• Given request: Where a line holds the string "ylabel", return that line.

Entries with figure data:

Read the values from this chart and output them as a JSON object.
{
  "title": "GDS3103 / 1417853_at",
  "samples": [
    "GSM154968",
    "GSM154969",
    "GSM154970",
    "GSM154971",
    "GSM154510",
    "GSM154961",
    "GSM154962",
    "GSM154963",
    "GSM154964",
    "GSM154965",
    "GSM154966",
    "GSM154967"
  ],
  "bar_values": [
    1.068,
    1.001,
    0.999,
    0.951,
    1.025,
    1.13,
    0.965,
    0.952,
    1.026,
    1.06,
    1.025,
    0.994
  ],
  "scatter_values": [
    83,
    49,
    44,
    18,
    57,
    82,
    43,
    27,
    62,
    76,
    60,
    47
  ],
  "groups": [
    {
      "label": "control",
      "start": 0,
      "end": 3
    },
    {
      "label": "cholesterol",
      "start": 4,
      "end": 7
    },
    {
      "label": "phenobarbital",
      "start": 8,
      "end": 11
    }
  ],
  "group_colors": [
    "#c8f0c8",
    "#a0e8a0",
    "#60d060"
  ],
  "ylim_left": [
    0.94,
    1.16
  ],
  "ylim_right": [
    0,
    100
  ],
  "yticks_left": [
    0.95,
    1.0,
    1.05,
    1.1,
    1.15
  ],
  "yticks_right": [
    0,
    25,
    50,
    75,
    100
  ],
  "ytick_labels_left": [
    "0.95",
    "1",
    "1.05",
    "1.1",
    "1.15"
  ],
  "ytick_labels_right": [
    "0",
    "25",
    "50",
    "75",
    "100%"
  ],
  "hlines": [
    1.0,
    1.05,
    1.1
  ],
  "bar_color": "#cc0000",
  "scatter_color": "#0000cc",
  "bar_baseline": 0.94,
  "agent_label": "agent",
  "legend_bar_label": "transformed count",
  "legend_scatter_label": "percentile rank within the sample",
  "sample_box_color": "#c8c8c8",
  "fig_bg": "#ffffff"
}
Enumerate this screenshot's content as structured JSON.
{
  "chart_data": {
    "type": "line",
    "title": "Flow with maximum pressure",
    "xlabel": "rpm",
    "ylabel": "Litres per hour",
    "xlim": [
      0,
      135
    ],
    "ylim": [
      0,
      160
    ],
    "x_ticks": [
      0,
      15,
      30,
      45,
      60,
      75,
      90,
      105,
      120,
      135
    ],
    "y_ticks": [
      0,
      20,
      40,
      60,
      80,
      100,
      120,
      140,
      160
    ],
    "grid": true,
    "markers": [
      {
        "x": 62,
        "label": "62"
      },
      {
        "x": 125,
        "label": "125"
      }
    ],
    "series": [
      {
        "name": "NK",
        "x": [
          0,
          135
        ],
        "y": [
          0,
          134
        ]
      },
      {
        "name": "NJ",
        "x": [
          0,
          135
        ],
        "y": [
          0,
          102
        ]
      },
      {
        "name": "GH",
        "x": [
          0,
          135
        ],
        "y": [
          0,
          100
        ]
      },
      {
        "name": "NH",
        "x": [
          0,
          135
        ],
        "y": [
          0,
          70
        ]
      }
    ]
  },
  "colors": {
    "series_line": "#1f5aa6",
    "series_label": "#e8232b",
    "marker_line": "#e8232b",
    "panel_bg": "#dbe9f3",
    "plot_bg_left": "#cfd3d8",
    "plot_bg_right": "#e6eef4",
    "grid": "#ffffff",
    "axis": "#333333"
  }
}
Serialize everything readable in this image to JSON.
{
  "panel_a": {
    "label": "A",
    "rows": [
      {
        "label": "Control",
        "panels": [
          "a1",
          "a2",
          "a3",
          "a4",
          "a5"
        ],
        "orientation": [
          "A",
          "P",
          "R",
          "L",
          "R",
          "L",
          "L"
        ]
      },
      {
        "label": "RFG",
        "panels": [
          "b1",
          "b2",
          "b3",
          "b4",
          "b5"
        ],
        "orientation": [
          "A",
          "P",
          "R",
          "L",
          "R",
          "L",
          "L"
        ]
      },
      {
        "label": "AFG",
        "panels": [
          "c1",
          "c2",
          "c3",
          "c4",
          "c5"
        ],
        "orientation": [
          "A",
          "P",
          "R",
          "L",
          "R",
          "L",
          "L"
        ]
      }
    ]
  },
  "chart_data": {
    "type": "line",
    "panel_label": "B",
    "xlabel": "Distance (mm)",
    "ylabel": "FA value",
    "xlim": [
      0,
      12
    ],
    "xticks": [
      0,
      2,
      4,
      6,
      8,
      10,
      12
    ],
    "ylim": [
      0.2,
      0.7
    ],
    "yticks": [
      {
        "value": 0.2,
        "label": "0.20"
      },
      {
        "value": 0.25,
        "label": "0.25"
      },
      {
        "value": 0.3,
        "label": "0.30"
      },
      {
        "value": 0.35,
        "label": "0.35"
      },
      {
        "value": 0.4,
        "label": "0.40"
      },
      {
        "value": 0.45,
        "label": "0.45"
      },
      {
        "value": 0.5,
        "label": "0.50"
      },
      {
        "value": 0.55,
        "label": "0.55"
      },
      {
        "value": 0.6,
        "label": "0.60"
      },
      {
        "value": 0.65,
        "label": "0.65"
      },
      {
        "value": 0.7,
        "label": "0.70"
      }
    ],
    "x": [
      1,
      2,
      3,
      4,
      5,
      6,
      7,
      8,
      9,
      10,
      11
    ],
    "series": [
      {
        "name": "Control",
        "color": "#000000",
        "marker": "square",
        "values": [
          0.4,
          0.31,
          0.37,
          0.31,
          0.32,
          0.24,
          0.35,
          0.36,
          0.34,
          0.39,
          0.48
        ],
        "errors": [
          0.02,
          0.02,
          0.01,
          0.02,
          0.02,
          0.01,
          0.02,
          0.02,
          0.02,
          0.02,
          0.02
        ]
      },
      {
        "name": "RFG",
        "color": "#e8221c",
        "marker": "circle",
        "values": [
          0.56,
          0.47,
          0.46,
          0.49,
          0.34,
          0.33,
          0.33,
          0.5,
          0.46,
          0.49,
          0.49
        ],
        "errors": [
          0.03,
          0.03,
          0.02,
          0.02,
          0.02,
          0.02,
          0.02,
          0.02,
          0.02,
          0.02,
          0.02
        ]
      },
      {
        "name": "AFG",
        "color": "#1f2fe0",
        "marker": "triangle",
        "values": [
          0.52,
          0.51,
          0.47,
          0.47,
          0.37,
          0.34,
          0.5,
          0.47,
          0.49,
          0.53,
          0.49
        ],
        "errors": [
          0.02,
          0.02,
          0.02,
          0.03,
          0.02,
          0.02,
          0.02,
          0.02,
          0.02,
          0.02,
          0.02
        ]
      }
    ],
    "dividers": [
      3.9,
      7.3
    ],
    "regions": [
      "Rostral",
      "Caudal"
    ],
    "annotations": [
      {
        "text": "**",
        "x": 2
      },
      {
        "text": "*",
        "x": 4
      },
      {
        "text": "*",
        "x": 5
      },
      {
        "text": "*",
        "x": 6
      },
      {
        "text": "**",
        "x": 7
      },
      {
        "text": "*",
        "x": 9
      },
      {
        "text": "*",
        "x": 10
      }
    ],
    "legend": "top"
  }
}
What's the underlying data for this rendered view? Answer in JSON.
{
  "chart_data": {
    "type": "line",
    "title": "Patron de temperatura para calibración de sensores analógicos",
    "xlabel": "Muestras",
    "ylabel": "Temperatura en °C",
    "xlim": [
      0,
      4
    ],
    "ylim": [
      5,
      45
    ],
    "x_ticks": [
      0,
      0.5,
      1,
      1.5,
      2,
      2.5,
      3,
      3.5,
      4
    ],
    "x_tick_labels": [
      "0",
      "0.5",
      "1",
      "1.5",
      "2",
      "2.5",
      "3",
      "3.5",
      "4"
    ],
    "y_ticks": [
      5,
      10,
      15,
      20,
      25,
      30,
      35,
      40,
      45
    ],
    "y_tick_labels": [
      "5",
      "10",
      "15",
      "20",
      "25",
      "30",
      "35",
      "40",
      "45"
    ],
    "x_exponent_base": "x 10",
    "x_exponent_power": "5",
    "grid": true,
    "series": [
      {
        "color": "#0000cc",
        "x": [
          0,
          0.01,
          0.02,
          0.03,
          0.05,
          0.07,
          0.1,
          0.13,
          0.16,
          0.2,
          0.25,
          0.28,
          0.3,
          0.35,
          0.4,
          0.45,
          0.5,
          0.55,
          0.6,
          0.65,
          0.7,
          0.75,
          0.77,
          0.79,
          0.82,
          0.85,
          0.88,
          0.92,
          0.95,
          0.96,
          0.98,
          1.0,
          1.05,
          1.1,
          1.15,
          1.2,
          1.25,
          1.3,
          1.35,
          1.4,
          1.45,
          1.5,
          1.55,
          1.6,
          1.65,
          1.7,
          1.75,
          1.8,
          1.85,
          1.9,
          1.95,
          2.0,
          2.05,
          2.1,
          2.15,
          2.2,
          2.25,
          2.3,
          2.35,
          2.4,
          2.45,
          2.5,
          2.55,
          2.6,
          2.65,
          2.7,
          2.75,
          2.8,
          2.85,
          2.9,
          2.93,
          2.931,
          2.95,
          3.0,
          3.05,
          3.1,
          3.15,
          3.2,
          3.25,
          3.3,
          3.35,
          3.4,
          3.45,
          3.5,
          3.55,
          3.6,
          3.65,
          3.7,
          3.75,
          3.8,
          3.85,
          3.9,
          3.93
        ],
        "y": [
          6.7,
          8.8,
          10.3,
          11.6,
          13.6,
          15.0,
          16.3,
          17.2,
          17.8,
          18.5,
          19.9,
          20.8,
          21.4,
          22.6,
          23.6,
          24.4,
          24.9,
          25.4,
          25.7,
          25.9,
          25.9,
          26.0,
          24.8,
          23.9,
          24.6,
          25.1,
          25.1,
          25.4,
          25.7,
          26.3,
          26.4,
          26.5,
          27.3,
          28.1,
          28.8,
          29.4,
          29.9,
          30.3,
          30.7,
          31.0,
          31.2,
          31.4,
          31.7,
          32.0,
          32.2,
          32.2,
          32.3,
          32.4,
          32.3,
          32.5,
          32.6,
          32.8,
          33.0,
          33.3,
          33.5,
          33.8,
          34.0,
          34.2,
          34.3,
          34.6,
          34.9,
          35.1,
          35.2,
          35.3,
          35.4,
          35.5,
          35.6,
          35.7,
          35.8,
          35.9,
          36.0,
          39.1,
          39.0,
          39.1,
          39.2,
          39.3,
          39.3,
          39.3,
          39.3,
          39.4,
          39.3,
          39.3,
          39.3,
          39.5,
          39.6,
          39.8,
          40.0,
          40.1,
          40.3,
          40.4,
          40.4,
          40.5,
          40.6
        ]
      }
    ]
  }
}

• Full answer:
    "ylabel": "Litres per hour",
    "ylabel": "FA value",
    "ylabel": "Temperatura en °C",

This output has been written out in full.